▶ **Prompt**
Give the listing below again in full, exactly as written.

Rows from a figure dataset
'''

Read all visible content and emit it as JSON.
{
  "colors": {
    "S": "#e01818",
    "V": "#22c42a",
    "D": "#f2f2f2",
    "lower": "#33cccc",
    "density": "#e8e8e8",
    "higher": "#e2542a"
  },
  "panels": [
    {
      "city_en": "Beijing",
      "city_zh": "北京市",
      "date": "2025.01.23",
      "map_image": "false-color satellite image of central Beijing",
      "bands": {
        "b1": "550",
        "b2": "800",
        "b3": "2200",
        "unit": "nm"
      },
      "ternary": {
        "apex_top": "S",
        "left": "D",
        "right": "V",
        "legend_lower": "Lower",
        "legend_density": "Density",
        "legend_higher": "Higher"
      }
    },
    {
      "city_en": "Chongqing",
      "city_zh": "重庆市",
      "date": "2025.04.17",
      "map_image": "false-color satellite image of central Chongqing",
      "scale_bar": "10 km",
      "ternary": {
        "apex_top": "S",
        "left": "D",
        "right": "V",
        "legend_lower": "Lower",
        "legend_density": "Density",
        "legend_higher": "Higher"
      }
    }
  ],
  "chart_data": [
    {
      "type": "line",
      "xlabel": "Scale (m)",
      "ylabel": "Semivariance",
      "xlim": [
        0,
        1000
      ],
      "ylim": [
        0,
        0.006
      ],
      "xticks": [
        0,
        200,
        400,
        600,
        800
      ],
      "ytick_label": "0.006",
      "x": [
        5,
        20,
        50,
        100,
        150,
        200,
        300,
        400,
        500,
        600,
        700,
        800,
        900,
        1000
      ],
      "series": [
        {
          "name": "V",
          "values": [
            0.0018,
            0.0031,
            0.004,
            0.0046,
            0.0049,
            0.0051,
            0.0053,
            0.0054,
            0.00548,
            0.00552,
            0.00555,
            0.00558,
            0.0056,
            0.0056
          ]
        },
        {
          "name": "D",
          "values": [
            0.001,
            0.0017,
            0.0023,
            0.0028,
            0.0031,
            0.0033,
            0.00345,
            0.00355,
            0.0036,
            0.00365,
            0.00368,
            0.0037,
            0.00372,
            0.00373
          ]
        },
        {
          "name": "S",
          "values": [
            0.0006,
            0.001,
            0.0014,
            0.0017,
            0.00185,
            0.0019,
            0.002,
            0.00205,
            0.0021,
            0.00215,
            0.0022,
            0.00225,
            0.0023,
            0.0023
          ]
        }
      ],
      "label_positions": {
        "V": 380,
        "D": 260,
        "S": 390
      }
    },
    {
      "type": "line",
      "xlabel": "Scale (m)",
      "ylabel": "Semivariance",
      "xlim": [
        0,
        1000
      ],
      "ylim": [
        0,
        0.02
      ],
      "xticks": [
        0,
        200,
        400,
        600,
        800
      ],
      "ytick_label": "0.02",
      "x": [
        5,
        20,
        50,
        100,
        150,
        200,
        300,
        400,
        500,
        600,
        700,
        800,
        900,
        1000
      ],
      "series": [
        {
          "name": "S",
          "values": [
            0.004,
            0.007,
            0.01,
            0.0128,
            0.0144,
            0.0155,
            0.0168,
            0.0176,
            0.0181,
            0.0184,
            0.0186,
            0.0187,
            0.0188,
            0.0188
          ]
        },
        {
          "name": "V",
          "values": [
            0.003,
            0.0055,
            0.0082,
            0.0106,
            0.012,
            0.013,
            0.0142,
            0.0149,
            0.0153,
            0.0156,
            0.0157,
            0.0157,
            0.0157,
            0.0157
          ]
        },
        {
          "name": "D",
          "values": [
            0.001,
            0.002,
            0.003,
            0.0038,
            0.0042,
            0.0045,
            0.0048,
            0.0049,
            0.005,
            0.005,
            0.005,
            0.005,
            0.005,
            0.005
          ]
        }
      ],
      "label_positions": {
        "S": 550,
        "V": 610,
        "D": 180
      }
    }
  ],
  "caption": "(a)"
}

'''

▶ **Task output**
Read all visible content and emit it as JSON.
{
  "colors": {
    "S": "#e01818",
    "V": "#22c42a",
    "D": "#f2f2f2",
    "lower": "#33cccc",
    "density": "#e8e8e8",
    "higher": "#e2542a"
  },
  "panels": [
    {
      "city_en": "Beijing",
      "city_zh": "北京市",
      "date": "2025.01.23",
      "map_image": "false-color satellite image of central Beijing",
      "bands": {
        "b1": "550",
        "b2": "800",
        "b3": "2200",
        "unit": "nm"
      },
      "ternary": {
        "apex_top": "S",
        "left": "D",
        "right": "V",
        "legend_lower": "Lower",
        "legend_density": "Density",
        "legend_higher": "Higher"
      }
    },
    {
      "city_en": "Chongqing",
      "city_zh": "重庆市",
      "date": "2025.04.17",
      "map_image": "false-color satellite image of central Chongqing",
      "scale_bar": "10 km",
      "ternary": {
        "apex_top": "S",
        "left": "D",
        "right": "V",
        "legend_lower": "Lower",
        "legend_density": "Density",
        "legend_higher": "Higher"
      }
    }
  ],
  "chart_data": [
    {
      "type": "line",
      "xlabel": "Scale (m)",
      "ylabel": "Semivariance",
      "xlim": [
        0,
        1000
      ],
      "ylim": [
        0,
        0.006
      ],
      "xticks": [
        0,
        200,
        400,
        600,
        800
      ],
      "ytick_label": "0.006",
      "x": [
        5,
        20,
        50,
        100,
        150,
        200,
        300,
        400,
        500,
        600,
        700,
        800,
        900,
        1000
      ],
      "series": [
        {
          "name": "V",
          "values": [
            0.0018,
            0.0031,
            0.004,
            0.0046,
            0.0049,
            0.0051,
            0.0053,
            0.0054,
            0.00548,
            0.00552,
            0.00555,
            0.00558,
            0.0056,
            0.0056
          ]
        },
        {
          "name": "D",
          "values": [
            0.001,
            0.0017,
            0.0023,
            0.0028,
            0.0031,
            0.0033,
            0.00345,
            0.00355,
            0.0036,
            0.00365,
            0.00368,
            0.0037,
            0.00372,
            0.00373
          ]
        },
        {
          "name": "S",
          "values": [
            0.0006,
            0.001,
            0.0014,
            0.0017,
            0.00185,
            0.0019,
            0.002,
            0.00205,
            0.0021,
            0.00215,
            0.0022,
            0.00225,
            0.0023,
            0.0023
          ]
        }
      ],
      "label_positions": {
        "V": 380,
        "D": 260,
        "S": 390
      }
    },
    {
      "type": "line",
      "xlabel": "Scale (m)",
      "ylabel": "Semivariance",
      "xlim": [
        0,
        1000
      ],
      "ylim": [
        0,
        0.02
      ],
      "xticks": [
        0,
        200,
        400,
        600,
        800
      ],
      "ytick_label": "0.02",
      "x": [
        5,
        20,
        50,
        100,
        150,
        200,
        300,
        400,
        500,
        600,
        700,
        800,
        900,
        1000
      ],
      "series": [
        {
          "name": "S",
          "values": [
            0.004,
            0.007,
            0.01,
            0.0128,
            0.0144,
            0.0155,
            0.0168,
            0.0176,
            0.0181,
            0.0184,
            0.0186,
            0.0187,
            0.0188,
            0.0188
          ]
        },
        {
          "name": "V",
          "values": [
            0.003,
            0.0055,
            0.0082,
            0.0106,
            0.012,
            0.013,
            0.0142,
            0.0149,
            0.0153,
            0.0156,
            0.0157,
            0.0157,
            0.0157,
            0.0157
          ]
        },
        {
          "name": "D",
          "values": [
            0.001,
            0.002,
            0.003,
            0.0038,
            0.0042,
            0.0045,
            0.0048,
            0.0049,
            0.005,
            0.005,
            0.005,
            0.005,
            0.005,
            0.005
          ]
        }
      ],
      "label_positions": {
        "S": 550,
        "V": 610,
        "D": 180
      }
    }
  ],
  "caption": "(a)"
}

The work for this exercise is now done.